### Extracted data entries
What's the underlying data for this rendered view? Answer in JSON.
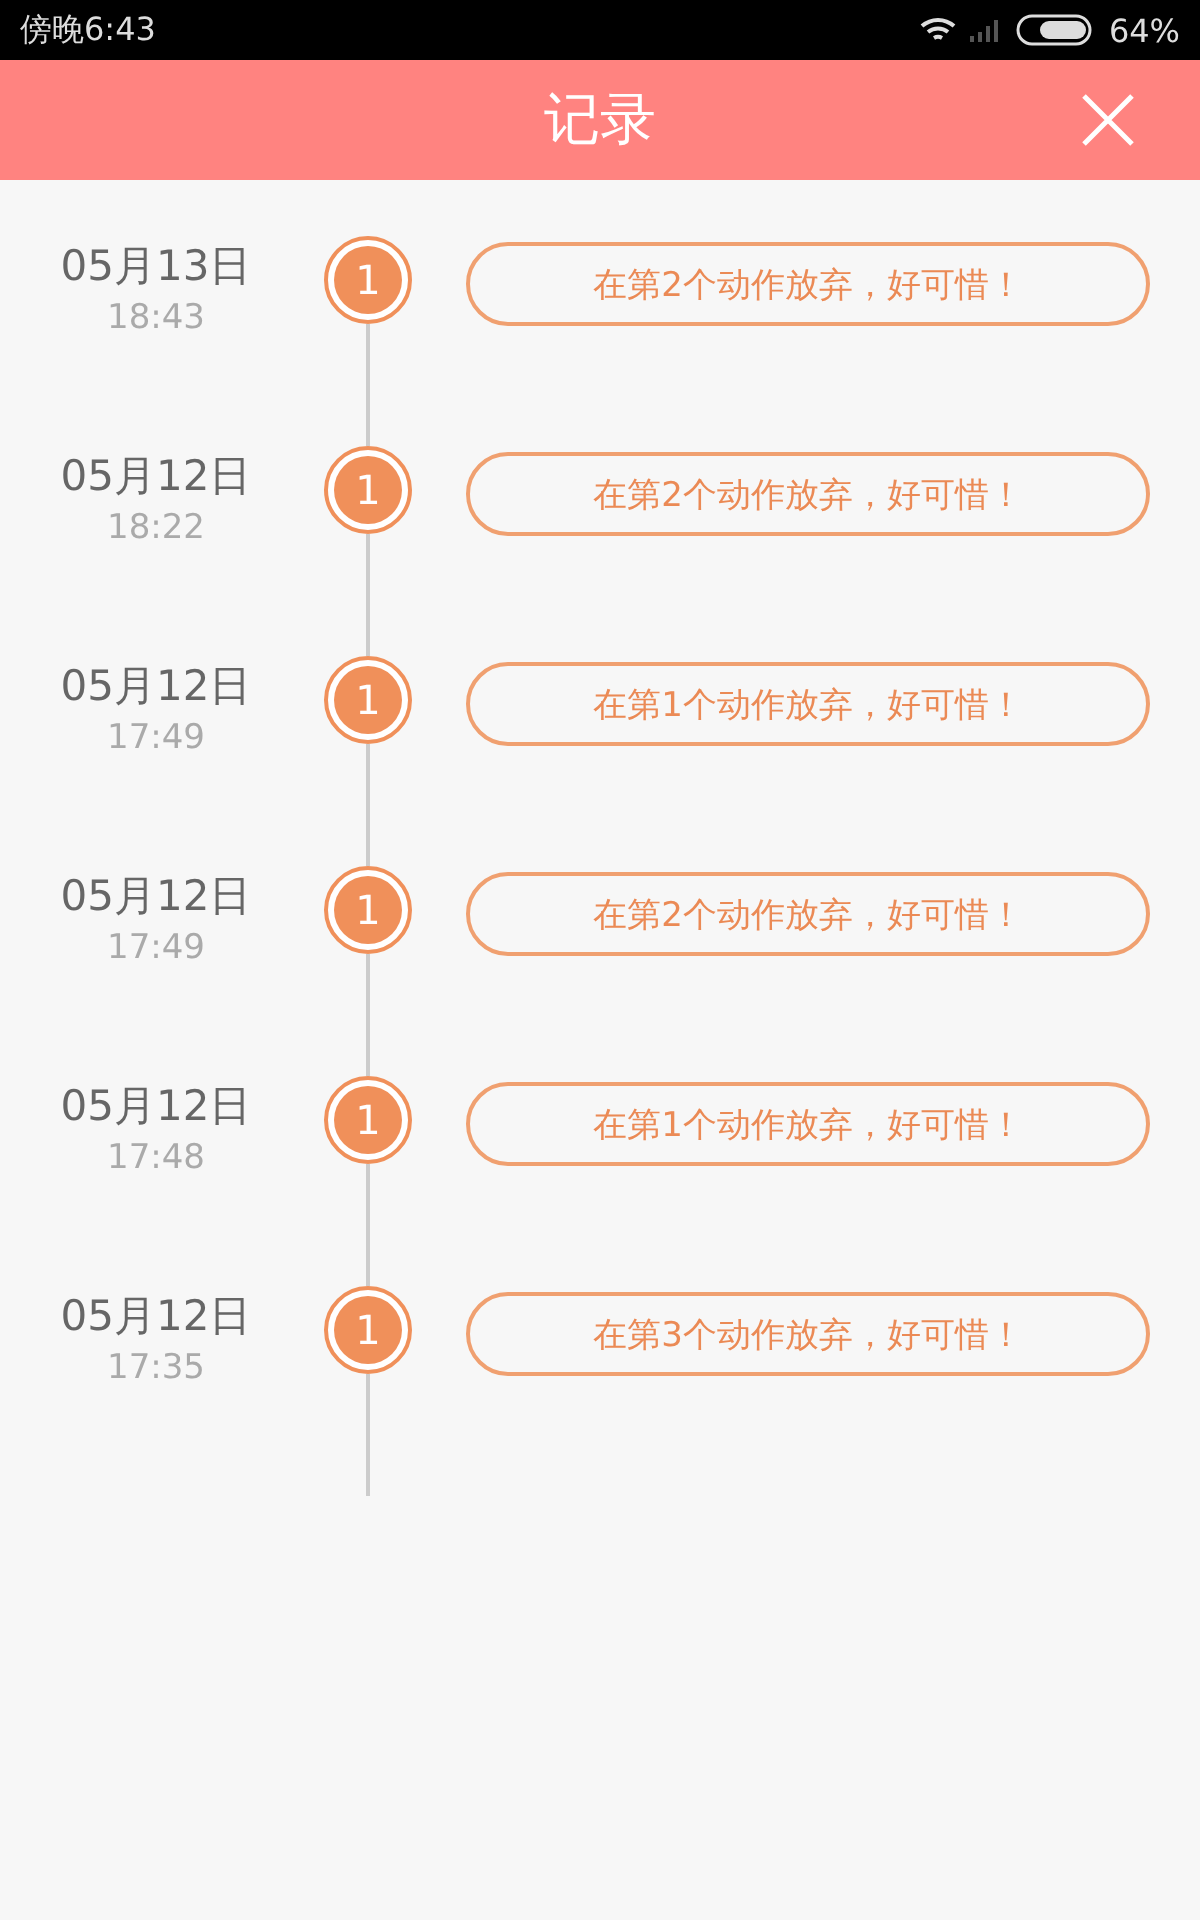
{
  "status_bar": {
    "time": "傍晚6:43",
    "battery": "64%"
  },
  "header": {
    "title": "记录"
  },
  "records": [
    {
      "date": "05月13日",
      "time": "18:43",
      "badge": "1",
      "message": "在第2个动作放弃，好可惜！"
    },
    {
      "date": "05月12日",
      "time": "18:22",
      "badge": "1",
      "message": "在第2个动作放弃，好可惜！"
    },
    {
      "date": "05月12日",
      "time": "17:49",
      "badge": "1",
      "message": "在第1个动作放弃，好可惜！"
    },
    {
      "date": "05月12日",
      "time": "17:49",
      "badge": "1",
      "message": "在第2个动作放弃，好可惜！"
    },
    {
      "date": "05月12日",
      "time": "17:48",
      "badge": "1",
      "message": "在第1个动作放弃，好可惜！"
    },
    {
      "date": "05月12日",
      "time": "17:35",
      "badge": "1",
      "message": "在第3个动作放弃，好可惜！"
    }
  ]
}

### TASK DESCRIPTION
Using the data above, write out every line exactly, leaving the images behind.

### RESPONSE BELOW
What's the underlying data for this rendered view? Answer in JSON.
{
  "status_bar": {
    "time": "傍晚6:43",
    "battery": "64%"
  },
  "header": {
    "title": "记录"
  },
  "records": [
    {
      "date": "05月13日",
      "time": "18:43",
      "badge": "1",
      "message": "在第2个动作放弃，好可惜！"
    },
    {
      "date": "05月12日",
      "time": "18:22",
      "badge": "1",
      "message": "在第2个动作放弃，好可惜！"
    },
    {
      "date": "05月12日",
      "time": "17:49",
      "badge": "1",
      "message": "在第1个动作放弃，好可惜！"
    },
    {
      "date": "05月12日",
      "time": "17:49",
      "badge": "1",
      "message": "在第2个动作放弃，好可惜！"
    },
    {
      "date": "05月12日",
      "time": "17:48",
      "badge": "1",
      "message": "在第1个动作放弃，好可惜！"
    },
    {
      "date": "05月12日",
      "time": "17:35",
      "badge": "1",
      "message": "在第3个动作放弃，好可惜！"
    }
  ]
}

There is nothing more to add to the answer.